## GIVEN PROBLEM
Give a verbatim quotation of every record.

Data listing

:::::

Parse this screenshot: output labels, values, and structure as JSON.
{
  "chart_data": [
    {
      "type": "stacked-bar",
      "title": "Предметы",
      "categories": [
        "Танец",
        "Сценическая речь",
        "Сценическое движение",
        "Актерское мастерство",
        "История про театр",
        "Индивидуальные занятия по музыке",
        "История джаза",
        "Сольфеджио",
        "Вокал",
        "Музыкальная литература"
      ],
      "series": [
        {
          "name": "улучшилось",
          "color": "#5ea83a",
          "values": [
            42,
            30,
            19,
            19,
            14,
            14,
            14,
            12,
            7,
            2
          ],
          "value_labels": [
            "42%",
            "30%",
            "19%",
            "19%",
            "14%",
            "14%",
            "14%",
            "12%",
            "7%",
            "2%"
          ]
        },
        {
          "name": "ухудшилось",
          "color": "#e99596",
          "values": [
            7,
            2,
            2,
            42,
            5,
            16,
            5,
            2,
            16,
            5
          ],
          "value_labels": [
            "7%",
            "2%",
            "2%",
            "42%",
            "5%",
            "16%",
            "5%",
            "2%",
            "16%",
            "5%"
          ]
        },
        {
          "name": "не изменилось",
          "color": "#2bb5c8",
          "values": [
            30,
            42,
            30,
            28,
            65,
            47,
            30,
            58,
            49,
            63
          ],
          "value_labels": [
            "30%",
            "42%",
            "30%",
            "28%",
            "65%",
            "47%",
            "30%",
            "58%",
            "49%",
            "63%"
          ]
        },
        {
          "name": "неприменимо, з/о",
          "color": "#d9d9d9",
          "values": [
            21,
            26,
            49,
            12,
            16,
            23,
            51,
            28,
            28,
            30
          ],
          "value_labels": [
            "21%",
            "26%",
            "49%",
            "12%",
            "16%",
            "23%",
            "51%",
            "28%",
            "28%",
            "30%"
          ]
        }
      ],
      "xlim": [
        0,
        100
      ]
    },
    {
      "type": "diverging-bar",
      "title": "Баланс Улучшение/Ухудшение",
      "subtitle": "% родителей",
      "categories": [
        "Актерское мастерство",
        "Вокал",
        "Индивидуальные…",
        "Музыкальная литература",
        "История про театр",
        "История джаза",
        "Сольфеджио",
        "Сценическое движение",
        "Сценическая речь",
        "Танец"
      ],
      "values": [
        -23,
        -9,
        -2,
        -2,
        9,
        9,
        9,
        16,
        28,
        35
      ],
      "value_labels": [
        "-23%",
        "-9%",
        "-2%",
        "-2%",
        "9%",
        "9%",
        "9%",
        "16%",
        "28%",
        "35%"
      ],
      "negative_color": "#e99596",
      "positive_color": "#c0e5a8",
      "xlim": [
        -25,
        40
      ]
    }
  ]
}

:::::

## WRITTEN RESPONSE
Parse this screenshot: output labels, values, and structure as JSON.
{
  "chart_data": [
    {
      "type": "stacked-bar",
      "title": "Предметы",
      "categories": [
        "Танец",
        "Сценическая речь",
        "Сценическое движение",
        "Актерское мастерство",
        "История про театр",
        "Индивидуальные занятия по музыке",
        "История джаза",
        "Сольфеджио",
        "Вокал",
        "Музыкальная литература"
      ],
      "series": [
        {
          "name": "улучшилось",
          "color": "#5ea83a",
          "values": [
            42,
            30,
            19,
            19,
            14,
            14,
            14,
            12,
            7,
            2
          ],
          "value_labels": [
            "42%",
            "30%",
            "19%",
            "19%",
            "14%",
            "14%",
            "14%",
            "12%",
            "7%",
            "2%"
          ]
        },
        {
          "name": "ухудшилось",
          "color": "#e99596",
          "values": [
            7,
            2,
            2,
            42,
            5,
            16,
            5,
            2,
            16,
            5
          ],
          "value_labels": [
            "7%",
            "2%",
            "2%",
            "42%",
            "5%",
            "16%",
            "5%",
            "2%",
            "16%",
            "5%"
          ]
        },
        {
          "name": "не изменилось",
          "color": "#2bb5c8",
          "values": [
            30,
            42,
            30,
            28,
            65,
            47,
            30,
            58,
            49,
            63
          ],
          "value_labels": [
            "30%",
            "42%",
            "30%",
            "28%",
            "65%",
            "47%",
            "30%",
            "58%",
            "49%",
            "63%"
          ]
        },
        {
          "name": "неприменимо, з/о",
          "color": "#d9d9d9",
          "values": [
            21,
            26,
            49,
            12,
            16,
            23,
            51,
            28,
            28,
            30
          ],
          "value_labels": [
            "21%",
            "26%",
            "49%",
            "12%",
            "16%",
            "23%",
            "51%",
            "28%",
            "28%",
            "30%"
          ]
        }
      ],
      "xlim": [
        0,
        100
      ]
    },
    {
      "type": "diverging-bar",
      "title": "Баланс Улучшение/Ухудшение",
      "subtitle": "% родителей",
      "categories": [
        "Актерское мастерство",
        "Вокал",
        "Индивидуальные…",
        "Музыкальная литература",
        "История про театр",
        "История джаза",
        "Сольфеджио",
        "Сценическое движение",
        "Сценическая речь",
        "Танец"
      ],
      "values": [
        -23,
        -9,
        -2,
        -2,
        9,
        9,
        9,
        16,
        28,
        35
      ],
      "value_labels": [
        "-23%",
        "-9%",
        "-2%",
        "-2%",
        "9%",
        "9%",
        "9%",
        "16%",
        "28%",
        "35%"
      ],
      "negative_color": "#e99596",
      "positive_color": "#c0e5a8",
      "xlim": [
        -25,
        40
      ]
    }
  ]
}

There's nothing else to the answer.